Task to complete
Without the pictures, return each record as it appears.

Records shown

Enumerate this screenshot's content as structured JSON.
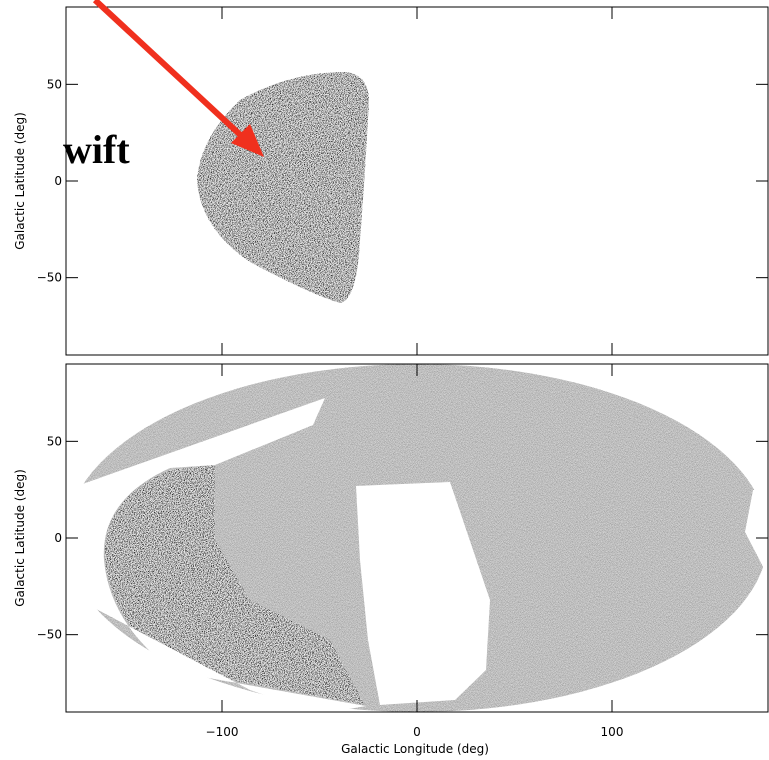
{
  "chart_data": [
    {
      "type": "skymap",
      "ylabel": "Galactic Latitude (deg)",
      "xlim": [
        -180,
        180
      ],
      "ylim": [
        -90,
        90
      ],
      "xticks": [
        -100,
        0,
        100
      ],
      "yticks": [
        50,
        0,
        {
          "value": -50,
          "label": "−50"
        }
      ]
    },
    {
      "type": "skymap",
      "xlabel": "Galactic Longitude (deg)",
      "ylabel": "Galactic Latitude (deg)",
      "xlim": [
        -180,
        180
      ],
      "ylim": [
        -90,
        90
      ],
      "xticks": [
        {
          "value": -100,
          "label": "−100"
        },
        0,
        100
      ],
      "yticks": [
        50,
        0,
        {
          "value": -50,
          "label": "−50"
        }
      ]
    }
  ],
  "annotation": "wift"
}
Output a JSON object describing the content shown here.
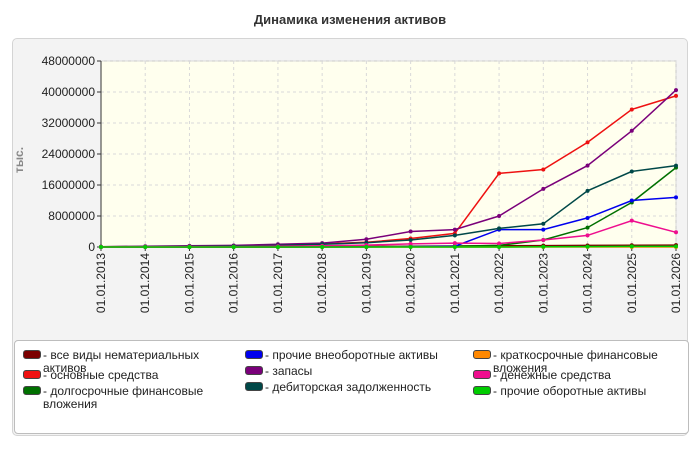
{
  "colors": {
    "intangible": "#7b0000",
    "fixed": "#ee1111",
    "longfin": "#007000",
    "othernoncur": "#0000ee",
    "inventory": "#7a007a",
    "receivables": "#004848",
    "shortfin": "#ff8800",
    "cash": "#ee0e8e",
    "othercur": "#00cc00"
  },
  "chart_data": {
    "type": "line",
    "title": "Динамика изменения активов",
    "ylabel": "тыс.",
    "xlabel": "",
    "ylim": [
      0,
      48000000
    ],
    "yticks": [
      "0",
      "8000000",
      "16000000",
      "24000000",
      "32000000",
      "40000000",
      "48000000"
    ],
    "categories": [
      "01.01.2013",
      "01.01.2014",
      "01.01.2015",
      "01.01.2016",
      "01.01.2017",
      "01.01.2018",
      "01.01.2019",
      "01.01.2020",
      "01.01.2021",
      "01.01.2022",
      "01.01.2023",
      "01.01.2024",
      "01.01.2025",
      "01.01.2026"
    ],
    "grid": true,
    "legend_position": "bottom",
    "series": [
      {
        "name": "- все виды нематериальных активов",
        "color_key": "intangible",
        "values": [
          0,
          0,
          0,
          0,
          0,
          100000,
          150000,
          200000,
          250000,
          300000,
          350000,
          400000,
          450000,
          500000
        ]
      },
      {
        "name": "- основные средства",
        "color_key": "fixed",
        "values": [
          50000,
          100000,
          150000,
          300000,
          500000,
          800000,
          1200000,
          2200000,
          3500000,
          19000000,
          20000000,
          27000000,
          35500000,
          39000000
        ]
      },
      {
        "name": "- долгосрочные финансовые вложения",
        "color_key": "longfin",
        "values": [
          0,
          0,
          0,
          0,
          0,
          0,
          50000,
          100000,
          200000,
          400000,
          1800000,
          5000000,
          11500000,
          20500000
        ]
      },
      {
        "name": "- прочие внеоборотные активы",
        "color_key": "othernoncur",
        "values": [
          0,
          0,
          0,
          0,
          0,
          0,
          0,
          100000,
          200000,
          4500000,
          4500000,
          7500000,
          12000000,
          12800000
        ]
      },
      {
        "name": "- запасы",
        "color_key": "inventory",
        "values": [
          50000,
          200000,
          300000,
          400000,
          700000,
          1000000,
          2000000,
          4000000,
          4500000,
          8000000,
          15000000,
          21000000,
          30000000,
          40500000
        ]
      },
      {
        "name": "- дебиторская задолженность",
        "color_key": "receivables",
        "values": [
          50000,
          100000,
          150000,
          250000,
          400000,
          700000,
          1100000,
          1800000,
          3000000,
          4800000,
          6000000,
          14500000,
          19500000,
          21000000
        ]
      },
      {
        "name": "- краткосрочные финансовые вложения",
        "color_key": "shortfin",
        "values": [
          0,
          0,
          0,
          0,
          0,
          0,
          0,
          0,
          0,
          0,
          0,
          0,
          0,
          0
        ]
      },
      {
        "name": "- денежные средства",
        "color_key": "cash",
        "values": [
          0,
          50000,
          100000,
          100000,
          200000,
          300000,
          500000,
          800000,
          1000000,
          900000,
          1800000,
          3000000,
          6800000,
          3800000
        ]
      },
      {
        "name": "- прочие оборотные активы",
        "color_key": "othercur",
        "values": [
          0,
          0,
          0,
          0,
          0,
          0,
          0,
          0,
          0,
          0,
          50000,
          100000,
          150000,
          150000
        ]
      }
    ]
  }
}
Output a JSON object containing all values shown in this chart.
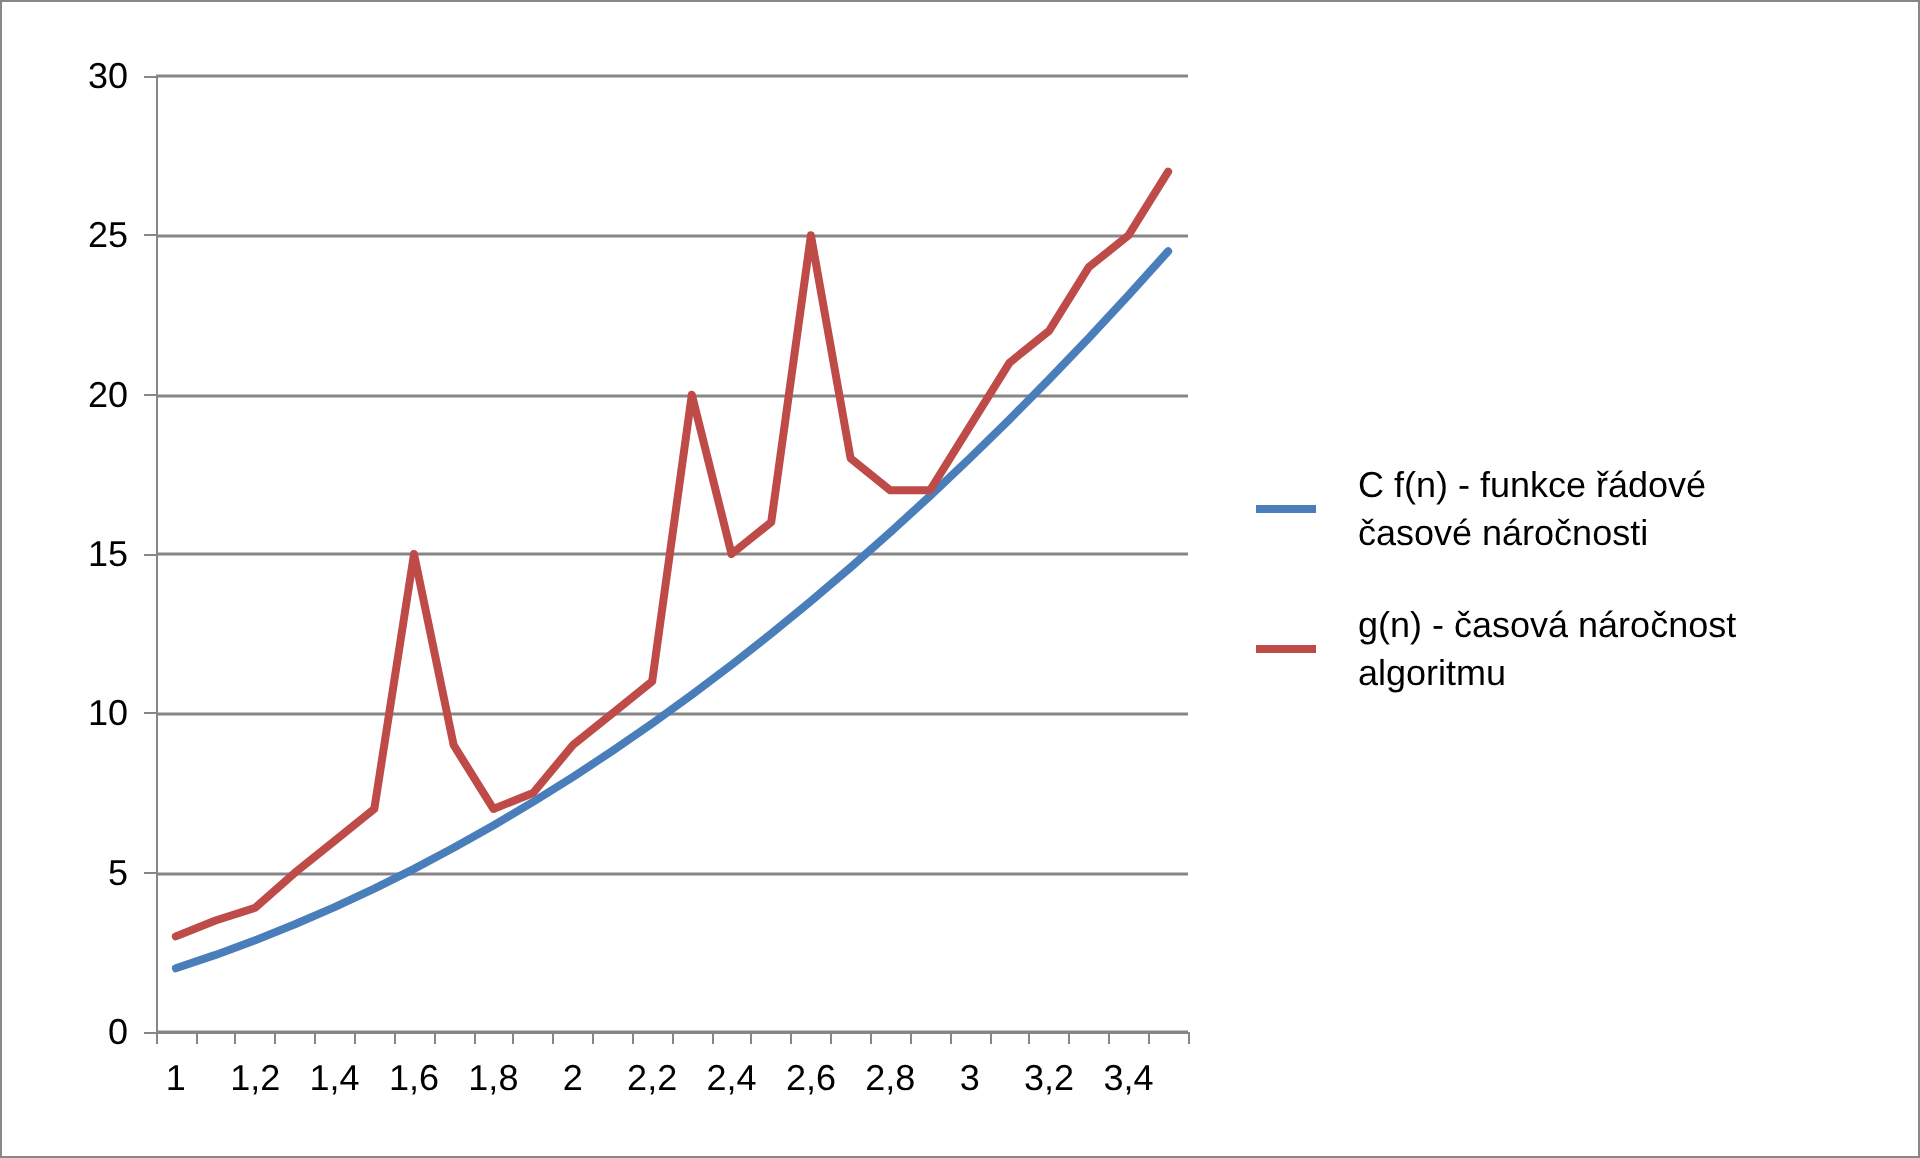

Result for this task
Enumerate this screenshot's content as structured JSON.
{
  "chart_data": [
    {
      "type": "skymap",
      "ylabel": "Galactic Latitude (deg)",
      "xlim": [
        -180,
        180
      ],
      "ylim": [
        -90,
        90
      ],
      "xticks": [
        -100,
        0,
        100
      ],
      "yticks": [
        50,
        0,
        {
          "value": -50,
          "label": "−50"
        }
      ]
    },
    {
      "type": "skymap",
      "xlabel": "Galactic Longitude (deg)",
      "ylabel": "Galactic Latitude (deg)",
      "xlim": [
        -180,
        180
      ],
      "ylim": [
        -90,
        90
      ],
      "xticks": [
        {
          "value": -100,
          "label": "−100"
        },
        0,
        100
      ],
      "yticks": [
        50,
        0,
        {
          "value": -50,
          "label": "−50"
        }
      ]
    }
  ],
  "annotation": "wift"
}
Output a JSON object describing the content shown here.
{
  "colors": {
    "intangible": "#7b0000",
    "fixed": "#ee1111",
    "longfin": "#007000",
    "othernoncur": "#0000ee",
    "inventory": "#7a007a",
    "receivables": "#004848",
    "shortfin": "#ff8800",
    "cash": "#ee0e8e",
    "othercur": "#00cc00"
  },
  "chart_data": {
    "type": "line",
    "title": "Динамика изменения активов",
    "ylabel": "тыс.",
    "xlabel": "",
    "ylim": [
      0,
      48000000
    ],
    "yticks": [
      "0",
      "8000000",
      "16000000",
      "24000000",
      "32000000",
      "40000000",
      "48000000"
    ],
    "categories": [
      "01.01.2013",
      "01.01.2014",
      "01.01.2015",
      "01.01.2016",
      "01.01.2017",
      "01.01.2018",
      "01.01.2019",
      "01.01.2020",
      "01.01.2021",
      "01.01.2022",
      "01.01.2023",
      "01.01.2024",
      "01.01.2025",
      "01.01.2026"
    ],
    "grid": true,
    "legend_position": "bottom",
    "series": [
      {
        "name": "- все виды нематериальных активов",
        "color_key": "intangible",
        "values": [
          0,
          0,
          0,
          0,
          0,
          100000,
          150000,
          200000,
          250000,
          300000,
          350000,
          400000,
          450000,
          500000
        ]
      },
      {
        "name": "- основные средства",
        "color_key": "fixed",
        "values": [
          50000,
          100000,
          150000,
          300000,
          500000,
          800000,
          1200000,
          2200000,
          3500000,
          19000000,
          20000000,
          27000000,
          35500000,
          39000000
        ]
      },
      {
        "name": "- долгосрочные финансовые вложения",
        "color_key": "longfin",
        "values": [
          0,
          0,
          0,
          0,
          0,
          0,
          50000,
          100000,
          200000,
          400000,
          1800000,
          5000000,
          11500000,
          20500000
        ]
      },
      {
        "name": "- прочие внеоборотные активы",
        "color_key": "othernoncur",
        "values": [
          0,
          0,
          0,
          0,
          0,
          0,
          0,
          100000,
          200000,
          4500000,
          4500000,
          7500000,
          12000000,
          12800000
        ]
      },
      {
        "name": "- запасы",
        "color_key": "inventory",
        "values": [
          50000,
          200000,
          300000,
          400000,
          700000,
          1000000,
          2000000,
          4000000,
          4500000,
          8000000,
          15000000,
          21000000,
          30000000,
          40500000
        ]
      },
      {
        "name": "- дебиторская задолженность",
        "color_key": "receivables",
        "values": [
          50000,
          100000,
          150000,
          250000,
          400000,
          700000,
          1100000,
          1800000,
          3000000,
          4800000,
          6000000,
          14500000,
          19500000,
          21000000
        ]
      },
      {
        "name": "- краткосрочные финансовые вложения",
        "color_key": "shortfin",
        "values": [
          0,
          0,
          0,
          0,
          0,
          0,
          0,
          0,
          0,
          0,
          0,
          0,
          0,
          0
        ]
      },
      {
        "name": "- денежные средства",
        "color_key": "cash",
        "values": [
          0,
          50000,
          100000,
          100000,
          200000,
          300000,
          500000,
          800000,
          1000000,
          900000,
          1800000,
          3000000,
          6800000,
          3800000
        ]
      },
      {
        "name": "- прочие оборотные активы",
        "color_key": "othercur",
        "values": [
          0,
          0,
          0,
          0,
          0,
          0,
          0,
          0,
          0,
          0,
          50000,
          100000,
          150000,
          150000
        ]
      }
    ]
  }
}
Output a JSON object containing all values shown in this chart.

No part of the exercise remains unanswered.